Records excerpted from a collection
::::

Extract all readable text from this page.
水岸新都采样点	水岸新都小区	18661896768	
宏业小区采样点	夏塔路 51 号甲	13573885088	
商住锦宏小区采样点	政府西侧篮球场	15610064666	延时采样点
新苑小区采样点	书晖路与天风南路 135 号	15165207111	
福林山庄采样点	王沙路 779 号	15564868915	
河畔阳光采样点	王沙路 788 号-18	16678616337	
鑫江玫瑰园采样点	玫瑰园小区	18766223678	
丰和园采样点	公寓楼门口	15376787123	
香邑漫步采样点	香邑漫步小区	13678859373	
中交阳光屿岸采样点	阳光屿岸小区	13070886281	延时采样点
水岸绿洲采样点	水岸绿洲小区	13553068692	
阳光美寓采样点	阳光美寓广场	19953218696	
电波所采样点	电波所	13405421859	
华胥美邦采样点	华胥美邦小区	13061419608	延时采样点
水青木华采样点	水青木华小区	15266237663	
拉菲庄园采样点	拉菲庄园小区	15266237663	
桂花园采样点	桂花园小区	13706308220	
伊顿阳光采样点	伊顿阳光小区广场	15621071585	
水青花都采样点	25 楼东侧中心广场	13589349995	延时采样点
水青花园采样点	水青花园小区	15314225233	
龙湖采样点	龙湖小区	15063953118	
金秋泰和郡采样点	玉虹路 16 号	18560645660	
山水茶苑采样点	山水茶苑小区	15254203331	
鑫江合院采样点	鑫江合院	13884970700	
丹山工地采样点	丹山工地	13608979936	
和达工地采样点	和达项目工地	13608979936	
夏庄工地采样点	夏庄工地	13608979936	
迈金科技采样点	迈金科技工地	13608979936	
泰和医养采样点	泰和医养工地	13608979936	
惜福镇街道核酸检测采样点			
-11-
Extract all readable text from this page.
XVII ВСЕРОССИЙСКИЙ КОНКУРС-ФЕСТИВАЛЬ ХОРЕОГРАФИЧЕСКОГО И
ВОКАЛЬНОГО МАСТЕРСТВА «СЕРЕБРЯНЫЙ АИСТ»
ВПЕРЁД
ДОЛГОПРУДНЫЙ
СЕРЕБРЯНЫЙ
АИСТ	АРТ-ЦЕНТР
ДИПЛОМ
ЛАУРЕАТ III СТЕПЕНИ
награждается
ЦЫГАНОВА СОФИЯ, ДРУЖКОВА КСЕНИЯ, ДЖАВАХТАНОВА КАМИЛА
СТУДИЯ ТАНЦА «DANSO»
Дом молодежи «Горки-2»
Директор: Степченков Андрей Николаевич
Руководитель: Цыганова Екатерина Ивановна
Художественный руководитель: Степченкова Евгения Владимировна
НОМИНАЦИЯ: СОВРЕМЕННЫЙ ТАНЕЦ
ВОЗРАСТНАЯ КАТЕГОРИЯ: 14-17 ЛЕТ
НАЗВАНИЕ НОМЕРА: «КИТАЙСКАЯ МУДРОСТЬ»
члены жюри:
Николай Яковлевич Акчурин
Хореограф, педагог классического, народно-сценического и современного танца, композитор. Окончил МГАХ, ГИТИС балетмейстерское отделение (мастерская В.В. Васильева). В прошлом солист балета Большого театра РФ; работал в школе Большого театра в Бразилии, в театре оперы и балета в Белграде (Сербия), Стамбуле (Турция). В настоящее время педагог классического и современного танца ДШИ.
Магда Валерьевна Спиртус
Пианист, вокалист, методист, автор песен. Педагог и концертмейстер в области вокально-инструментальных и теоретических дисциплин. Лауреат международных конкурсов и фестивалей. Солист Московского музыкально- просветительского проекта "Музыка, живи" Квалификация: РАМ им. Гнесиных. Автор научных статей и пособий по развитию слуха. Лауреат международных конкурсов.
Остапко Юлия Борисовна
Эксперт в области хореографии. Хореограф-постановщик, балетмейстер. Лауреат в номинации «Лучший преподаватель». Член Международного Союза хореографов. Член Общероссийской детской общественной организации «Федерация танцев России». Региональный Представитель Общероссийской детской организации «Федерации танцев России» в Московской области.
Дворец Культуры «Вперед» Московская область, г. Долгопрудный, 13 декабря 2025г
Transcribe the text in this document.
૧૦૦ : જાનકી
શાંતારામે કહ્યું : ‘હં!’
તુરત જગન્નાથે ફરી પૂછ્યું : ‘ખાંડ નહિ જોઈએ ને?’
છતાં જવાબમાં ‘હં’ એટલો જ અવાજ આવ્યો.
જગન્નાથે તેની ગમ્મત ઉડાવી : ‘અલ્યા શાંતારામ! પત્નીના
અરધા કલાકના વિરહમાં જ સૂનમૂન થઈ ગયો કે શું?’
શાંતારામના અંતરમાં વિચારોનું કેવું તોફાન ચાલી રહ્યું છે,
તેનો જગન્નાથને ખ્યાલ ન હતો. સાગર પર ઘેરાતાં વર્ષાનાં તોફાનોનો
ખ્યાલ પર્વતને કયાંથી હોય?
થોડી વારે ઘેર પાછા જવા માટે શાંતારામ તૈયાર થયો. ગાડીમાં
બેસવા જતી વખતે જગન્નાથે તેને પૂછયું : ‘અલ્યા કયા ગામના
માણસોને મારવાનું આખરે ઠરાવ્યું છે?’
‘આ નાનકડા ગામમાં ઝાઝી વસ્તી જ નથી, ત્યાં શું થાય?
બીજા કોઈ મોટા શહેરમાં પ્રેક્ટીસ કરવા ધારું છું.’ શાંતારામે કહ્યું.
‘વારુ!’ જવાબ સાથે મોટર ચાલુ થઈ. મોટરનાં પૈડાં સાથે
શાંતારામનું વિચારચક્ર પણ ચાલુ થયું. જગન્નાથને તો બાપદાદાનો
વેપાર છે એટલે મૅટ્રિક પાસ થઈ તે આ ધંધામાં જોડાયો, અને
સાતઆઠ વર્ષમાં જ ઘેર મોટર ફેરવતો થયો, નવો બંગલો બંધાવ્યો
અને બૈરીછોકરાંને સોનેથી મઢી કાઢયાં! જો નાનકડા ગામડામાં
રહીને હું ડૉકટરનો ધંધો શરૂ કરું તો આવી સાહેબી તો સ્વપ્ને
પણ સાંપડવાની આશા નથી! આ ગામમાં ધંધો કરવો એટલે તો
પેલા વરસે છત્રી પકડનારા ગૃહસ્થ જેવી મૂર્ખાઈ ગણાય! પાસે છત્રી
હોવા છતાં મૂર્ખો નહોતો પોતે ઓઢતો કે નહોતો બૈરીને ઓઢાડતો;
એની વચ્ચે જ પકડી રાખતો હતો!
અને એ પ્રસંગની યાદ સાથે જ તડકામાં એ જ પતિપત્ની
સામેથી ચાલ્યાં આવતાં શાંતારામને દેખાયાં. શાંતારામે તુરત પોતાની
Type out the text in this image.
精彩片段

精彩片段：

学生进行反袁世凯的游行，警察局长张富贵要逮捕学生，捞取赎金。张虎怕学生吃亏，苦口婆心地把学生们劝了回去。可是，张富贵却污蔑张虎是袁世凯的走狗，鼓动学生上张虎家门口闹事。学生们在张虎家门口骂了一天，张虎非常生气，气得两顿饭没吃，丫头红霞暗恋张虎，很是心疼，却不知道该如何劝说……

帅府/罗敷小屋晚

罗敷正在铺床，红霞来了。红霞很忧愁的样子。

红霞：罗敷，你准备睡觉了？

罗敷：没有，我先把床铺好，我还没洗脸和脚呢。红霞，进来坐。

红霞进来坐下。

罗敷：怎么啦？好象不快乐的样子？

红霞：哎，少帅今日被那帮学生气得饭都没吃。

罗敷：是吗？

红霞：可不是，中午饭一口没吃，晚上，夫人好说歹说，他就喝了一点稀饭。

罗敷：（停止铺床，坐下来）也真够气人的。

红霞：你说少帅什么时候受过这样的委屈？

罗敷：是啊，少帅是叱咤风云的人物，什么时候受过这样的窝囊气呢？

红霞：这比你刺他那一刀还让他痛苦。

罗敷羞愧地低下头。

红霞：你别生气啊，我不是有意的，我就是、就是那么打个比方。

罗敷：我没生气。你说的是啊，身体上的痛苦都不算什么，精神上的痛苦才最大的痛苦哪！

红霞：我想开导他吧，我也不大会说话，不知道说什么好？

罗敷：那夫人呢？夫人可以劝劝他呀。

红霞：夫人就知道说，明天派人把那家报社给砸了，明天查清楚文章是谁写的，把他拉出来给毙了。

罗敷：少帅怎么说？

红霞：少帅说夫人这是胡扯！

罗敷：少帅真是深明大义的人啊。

::::

What to work on:
Give back exactly the lines from the line holding "Transcribe the text in this document." through the last line of the listing, including both.

Result below:
Transcribe the text in this document.
૧૦૦ : જાનકી
શાંતારામે કહ્યું : ‘હં!’
તુરત જગન્નાથે ફરી પૂછ્યું : ‘ખાંડ નહિ જોઈએ ને?’
છતાં જવાબમાં ‘હં’ એટલો જ અવાજ આવ્યો.
જગન્નાથે તેની ગમ્મત ઉડાવી : ‘અલ્યા શાંતારામ! પત્નીના
અરધા કલાકના વિરહમાં જ સૂનમૂન થઈ ગયો કે શું?’
શાંતારામના અંતરમાં વિચારોનું કેવું તોફાન ચાલી રહ્યું છે,
તેનો જગન્નાથને ખ્યાલ ન હતો. સાગર પર ઘેરાતાં વર્ષાનાં તોફાનોનો
ખ્યાલ પર્વતને કયાંથી હોય?
થોડી વારે ઘેર પાછા જવા માટે શાંતારામ તૈયાર થયો. ગાડીમાં
બેસવા જતી વખતે જગન્નાથે તેને પૂછયું : ‘અલ્યા કયા ગામના
માણસોને મારવાનું આખરે ઠરાવ્યું છે?’
‘આ નાનકડા ગામમાં ઝાઝી વસ્તી જ નથી, ત્યાં શું થાય?
બીજા કોઈ મોટા શહેરમાં પ્રેક્ટીસ કરવા ધારું છું.’ શાંતારામે કહ્યું.
‘વારુ!’ જવાબ સાથે મોટર ચાલુ થઈ. મોટરનાં પૈડાં સાથે
શાંતારામનું વિચારચક્ર પણ ચાલુ થયું. જગન્નાથને તો બાપદાદાનો
વેપાર છે એટલે મૅટ્રિક પાસ થઈ તે આ ધંધામાં જોડાયો, અને
સાતઆઠ વર્ષમાં જ ઘેર મોટર ફેરવતો થયો, નવો બંગલો બંધાવ્યો
અને બૈરીછોકરાંને સોનેથી મઢી કાઢયાં! જો નાનકડા ગામડામાં
રહીને હું ડૉકટરનો ધંધો શરૂ કરું તો આવી સાહેબી તો સ્વપ્ને
પણ સાંપડવાની આશા નથી! આ ગામમાં ધંધો કરવો એટલે તો
પેલા વરસે છત્રી પકડનારા ગૃહસ્થ જેવી મૂર્ખાઈ ગણાય! પાસે છત્રી
હોવા છતાં મૂર્ખો નહોતો પોતે ઓઢતો કે નહોતો બૈરીને ઓઢાડતો;
એની વચ્ચે જ પકડી રાખતો હતો!
અને એ પ્રસંગની યાદ સાથે જ તડકામાં એ જ પતિપત્ની
સામેથી ચાલ્યાં આવતાં શાંતારામને દેખાયાં. શાંતારામે તુરત પોતાની
Type out the text in this image.
精彩片段

精彩片段：

学生进行反袁世凯的游行，警察局长张富贵要逮捕学生，捞取赎金。张虎怕学生吃亏，苦口婆心地把学生们劝了回去。可是，张富贵却污蔑张虎是袁世凯的走狗，鼓动学生上张虎家门口闹事。学生们在张虎家门口骂了一天，张虎非常生气，气得两顿饭没吃，丫头红霞暗恋张虎，很是心疼，却不知道该如何劝说……

帅府/罗敷小屋晚

罗敷正在铺床，红霞来了。红霞很忧愁的样子。

红霞：罗敷，你准备睡觉了？

罗敷：没有，我先把床铺好，我还没洗脸和脚呢。红霞，进来坐。

红霞进来坐下。

罗敷：怎么啦？好象不快乐的样子？

红霞：哎，少帅今日被那帮学生气得饭都没吃。

罗敷：是吗？

红霞：可不是，中午饭一口没吃，晚上，夫人好说歹说，他就喝了一点稀饭。

罗敷：（停止铺床，坐下来）也真够气人的。

红霞：你说少帅什么时候受过这样的委屈？

罗敷：是啊，少帅是叱咤风云的人物，什么时候受过这样的窝囊气呢？

红霞：这比你刺他那一刀还让他痛苦。

罗敷羞愧地低下头。

红霞：你别生气啊，我不是有意的，我就是、就是那么打个比方。

罗敷：我没生气。你说的是啊，身体上的痛苦都不算什么，精神上的痛苦才最大的痛苦哪！

红霞：我想开导他吧，我也不大会说话，不知道说什么好？

罗敷：那夫人呢？夫人可以劝劝他呀。

红霞：夫人就知道说，明天派人把那家报社给砸了，明天查清楚文章是谁写的，把他拉出来给毙了。

罗敷：少帅怎么说？

红霞：少帅说夫人这是胡扯！

罗敷：少帅真是深明大义的人啊。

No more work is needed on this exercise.